● **RECORDS PROVIDED**

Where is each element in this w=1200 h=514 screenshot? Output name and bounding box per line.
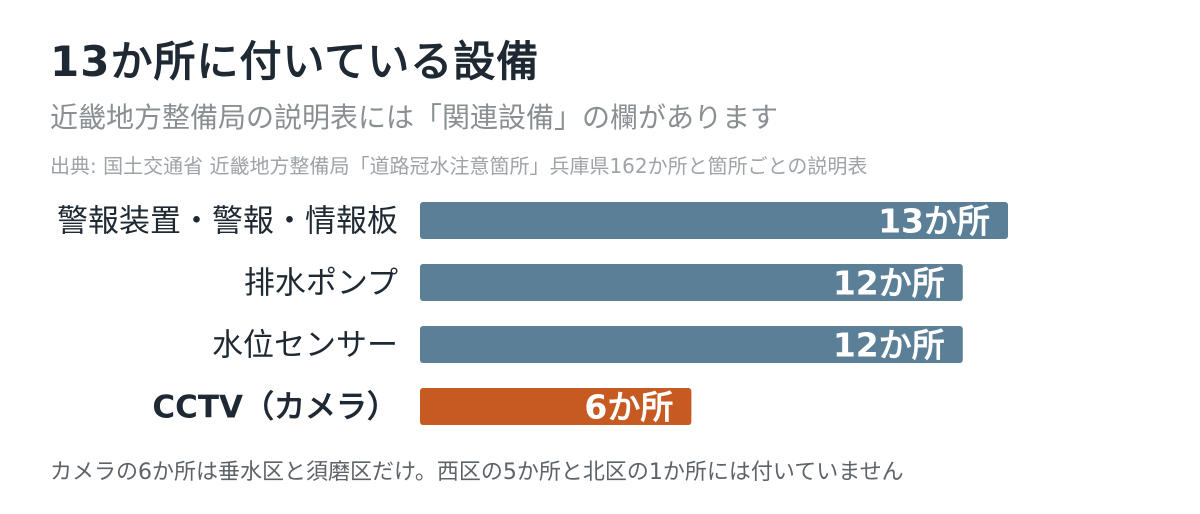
bar bbox=[420, 388, 692, 425]
bar bbox=[420, 264, 963, 301]
category-label: 排水ポンプ bbox=[244, 266, 398, 302]
value-label: 12か所 bbox=[833, 326, 945, 365]
category-label: 水位センサー bbox=[212, 328, 398, 364]
value-label: 6か所 bbox=[584, 388, 673, 427]
bar bbox=[420, 326, 963, 363]
category-label: CCTV（カメラ） bbox=[152, 390, 398, 426]
chart-title: 13か所に付いている設備 bbox=[50, 37, 540, 86]
category-label: 警報装置・警報・情報板 bbox=[57, 204, 398, 240]
value-label: 12か所 bbox=[833, 264, 945, 303]
source-note: 出典: 国土交通省 近畿地方整備局「道路冠水注意箇所」兵庫県162か所と箇所ごと… bbox=[50, 154, 868, 178]
footnote: カメラの6か所は垂水区と須磨区だけ。西区の5か所と北区の1か所には付いていません bbox=[50, 460, 904, 485]
bar bbox=[420, 202, 1008, 239]
value-label: 13か所 bbox=[878, 202, 990, 241]
chart-subtitle: 近畿地方整備局の説明表には「関連設備」の欄があります bbox=[50, 101, 779, 134]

● **CHALLENGE**
Recast the entries above as a numbered list, skipping any blank lines and omitting the pictures.

● **RESPONSE BELOW**
1. Where is each element in this w=1200 h=514 screenshot? Output name and bounding box per line.
2. bar bbox=[420, 388, 692, 425]
3. bar bbox=[420, 264, 963, 301]
4. category-label: 排水ポンプ bbox=[244, 266, 398, 302]
5. value-label: 12か所 bbox=[833, 326, 945, 365]
6. category-label: 水位センサー bbox=[212, 328, 398, 364]
7. value-label: 6か所 bbox=[584, 388, 673, 427]
8. bar bbox=[420, 326, 963, 363]
9. category-label: CCTV（カメラ） bbox=[152, 390, 398, 426]
10. chart-title: 13か所に付いている設備 bbox=[50, 37, 540, 86]
11. category-label: 警報装置・警報・情報板 bbox=[57, 204, 398, 240]
12. value-label: 12か所 bbox=[833, 264, 945, 303]
13. source-note: 出典: 国土交通省 近畿地方整備局「道路冠水注意箇所」兵庫県162か所と箇所ごと… bbox=[50, 154, 868, 178]
14. footnote: カメラの6か所は垂水区と須磨区だけ。西区の5か所と北区の1か所には付いていません bbox=[50, 460, 904, 485]
15. bar bbox=[420, 202, 1008, 239]
16. value-label: 13か所 bbox=[878, 202, 990, 241]
17. chart-subtitle: 近畿地方整備局の説明表には「関連設備」の欄があります bbox=[50, 101, 779, 134]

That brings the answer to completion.